▶ STATED TASK
Single out each line with the word "What" and copy it.
-- Start --
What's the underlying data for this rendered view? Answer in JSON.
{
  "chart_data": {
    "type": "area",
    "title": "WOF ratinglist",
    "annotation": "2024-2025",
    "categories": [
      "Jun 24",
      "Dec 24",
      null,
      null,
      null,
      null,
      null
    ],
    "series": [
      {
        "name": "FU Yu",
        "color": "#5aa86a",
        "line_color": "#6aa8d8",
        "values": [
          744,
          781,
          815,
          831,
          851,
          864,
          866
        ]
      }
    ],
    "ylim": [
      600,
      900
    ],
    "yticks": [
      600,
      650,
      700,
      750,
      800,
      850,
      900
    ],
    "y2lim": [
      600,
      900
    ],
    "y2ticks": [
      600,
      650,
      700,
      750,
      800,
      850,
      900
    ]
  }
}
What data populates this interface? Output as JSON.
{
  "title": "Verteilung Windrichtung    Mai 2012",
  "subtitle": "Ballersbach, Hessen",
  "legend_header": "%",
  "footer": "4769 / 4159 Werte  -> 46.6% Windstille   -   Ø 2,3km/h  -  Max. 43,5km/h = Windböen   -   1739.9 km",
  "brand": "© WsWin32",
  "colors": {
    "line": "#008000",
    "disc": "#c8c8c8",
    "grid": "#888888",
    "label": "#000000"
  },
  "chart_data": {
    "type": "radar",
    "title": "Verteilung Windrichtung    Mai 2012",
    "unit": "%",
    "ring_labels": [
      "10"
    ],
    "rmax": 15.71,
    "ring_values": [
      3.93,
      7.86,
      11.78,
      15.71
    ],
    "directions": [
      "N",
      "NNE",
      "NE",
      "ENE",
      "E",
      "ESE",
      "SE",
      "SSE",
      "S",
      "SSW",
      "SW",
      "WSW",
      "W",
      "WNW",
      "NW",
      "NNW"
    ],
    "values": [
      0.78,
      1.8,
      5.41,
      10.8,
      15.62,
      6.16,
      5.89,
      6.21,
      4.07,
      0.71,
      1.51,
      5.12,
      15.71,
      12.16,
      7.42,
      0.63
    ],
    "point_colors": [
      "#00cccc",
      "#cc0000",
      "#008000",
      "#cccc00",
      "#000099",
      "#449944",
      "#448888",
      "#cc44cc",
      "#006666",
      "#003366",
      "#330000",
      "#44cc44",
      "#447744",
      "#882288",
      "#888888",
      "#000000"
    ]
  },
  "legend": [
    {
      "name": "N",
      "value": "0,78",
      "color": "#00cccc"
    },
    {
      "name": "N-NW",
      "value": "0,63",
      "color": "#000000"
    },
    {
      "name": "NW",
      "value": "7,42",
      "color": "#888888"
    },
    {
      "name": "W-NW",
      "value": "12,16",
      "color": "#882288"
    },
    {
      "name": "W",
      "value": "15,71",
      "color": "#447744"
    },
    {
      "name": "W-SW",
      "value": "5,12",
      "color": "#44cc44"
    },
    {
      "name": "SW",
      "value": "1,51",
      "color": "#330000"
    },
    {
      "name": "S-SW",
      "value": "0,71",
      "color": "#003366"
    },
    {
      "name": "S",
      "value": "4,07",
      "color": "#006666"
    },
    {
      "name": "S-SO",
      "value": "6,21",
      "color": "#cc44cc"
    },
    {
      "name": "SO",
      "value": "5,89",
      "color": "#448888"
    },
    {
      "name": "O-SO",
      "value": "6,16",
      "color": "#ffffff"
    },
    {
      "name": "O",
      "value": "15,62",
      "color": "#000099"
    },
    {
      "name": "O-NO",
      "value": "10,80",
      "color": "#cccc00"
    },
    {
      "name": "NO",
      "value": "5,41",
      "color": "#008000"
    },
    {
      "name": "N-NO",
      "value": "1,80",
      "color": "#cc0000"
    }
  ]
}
-- End --
▶ TASK OUTPUT
What's the underlying data for this rendered view? Answer in JSON.
What data populates this interface? Output as JSON.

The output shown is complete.